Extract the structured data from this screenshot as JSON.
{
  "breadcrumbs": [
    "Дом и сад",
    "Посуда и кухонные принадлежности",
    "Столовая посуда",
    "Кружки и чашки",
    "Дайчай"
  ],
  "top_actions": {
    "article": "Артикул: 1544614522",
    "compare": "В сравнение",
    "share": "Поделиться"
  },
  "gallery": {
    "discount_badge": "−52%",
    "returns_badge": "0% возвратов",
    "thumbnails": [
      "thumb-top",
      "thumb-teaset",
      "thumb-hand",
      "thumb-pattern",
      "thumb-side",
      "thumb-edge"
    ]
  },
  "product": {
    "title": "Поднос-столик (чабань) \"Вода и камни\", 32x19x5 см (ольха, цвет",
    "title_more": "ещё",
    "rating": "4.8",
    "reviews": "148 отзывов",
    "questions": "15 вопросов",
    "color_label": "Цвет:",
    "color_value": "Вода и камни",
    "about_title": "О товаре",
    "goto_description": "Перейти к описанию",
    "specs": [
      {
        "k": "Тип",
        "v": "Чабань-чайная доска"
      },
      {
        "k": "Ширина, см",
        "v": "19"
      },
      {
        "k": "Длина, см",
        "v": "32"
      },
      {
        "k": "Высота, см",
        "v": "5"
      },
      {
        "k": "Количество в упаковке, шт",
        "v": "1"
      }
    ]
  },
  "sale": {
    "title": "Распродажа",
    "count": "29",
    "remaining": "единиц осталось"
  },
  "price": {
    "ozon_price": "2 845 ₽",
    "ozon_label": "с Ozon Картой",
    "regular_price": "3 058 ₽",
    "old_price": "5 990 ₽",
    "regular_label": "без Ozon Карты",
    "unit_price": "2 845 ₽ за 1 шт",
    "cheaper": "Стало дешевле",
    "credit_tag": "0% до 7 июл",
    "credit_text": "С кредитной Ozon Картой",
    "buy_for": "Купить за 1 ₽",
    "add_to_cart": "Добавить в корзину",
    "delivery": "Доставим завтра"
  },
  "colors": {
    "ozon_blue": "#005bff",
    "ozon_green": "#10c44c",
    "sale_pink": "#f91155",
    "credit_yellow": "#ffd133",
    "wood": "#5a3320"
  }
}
◆ ◆ ◆ ◆ ◆
Task description: From the data above, extract every line in its exact form.

Task result:
Extract the structured data from this screenshot as JSON.
{
  "breadcrumbs": [
    "Дом и сад",
    "Посуда и кухонные принадлежности",
    "Столовая посуда",
    "Кружки и чашки",
    "Дайчай"
  ],
  "top_actions": {
    "article": "Артикул: 1544614522",
    "compare": "В сравнение",
    "share": "Поделиться"
  },
  "gallery": {
    "discount_badge": "−52%",
    "returns_badge": "0% возвратов",
    "thumbnails": [
      "thumb-top",
      "thumb-teaset",
      "thumb-hand",
      "thumb-pattern",
      "thumb-side",
      "thumb-edge"
    ]
  },
  "product": {
    "title": "Поднос-столик (чабань) \"Вода и камни\", 32x19x5 см (ольха, цвет",
    "title_more": "ещё",
    "rating": "4.8",
    "reviews": "148 отзывов",
    "questions": "15 вопросов",
    "color_label": "Цвет:",
    "color_value": "Вода и камни",
    "about_title": "О товаре",
    "goto_description": "Перейти к описанию",
    "specs": [
      {
        "k": "Тип",
        "v": "Чабань-чайная доска"
      },
      {
        "k": "Ширина, см",
        "v": "19"
      },
      {
        "k": "Длина, см",
        "v": "32"
      },
      {
        "k": "Высота, см",
        "v": "5"
      },
      {
        "k": "Количество в упаковке, шт",
        "v": "1"
      }
    ]
  },
  "sale": {
    "title": "Распродажа",
    "count": "29",
    "remaining": "единиц осталось"
  },
  "price": {
    "ozon_price": "2 845 ₽",
    "ozon_label": "с Ozon Картой",
    "regular_price": "3 058 ₽",
    "old_price": "5 990 ₽",
    "regular_label": "без Ozon Карты",
    "unit_price": "2 845 ₽ за 1 шт",
    "cheaper": "Стало дешевле",
    "credit_tag": "0% до 7 июл",
    "credit_text": "С кредитной Ozon Картой",
    "buy_for": "Купить за 1 ₽",
    "add_to_cart": "Добавить в корзину",
    "delivery": "Доставим завтра"
  },
  "colors": {
    "ozon_blue": "#005bff",
    "ozon_green": "#10c44c",
    "sale_pink": "#f91155",
    "credit_yellow": "#ffd133",
    "wood": "#5a3320"
  }
}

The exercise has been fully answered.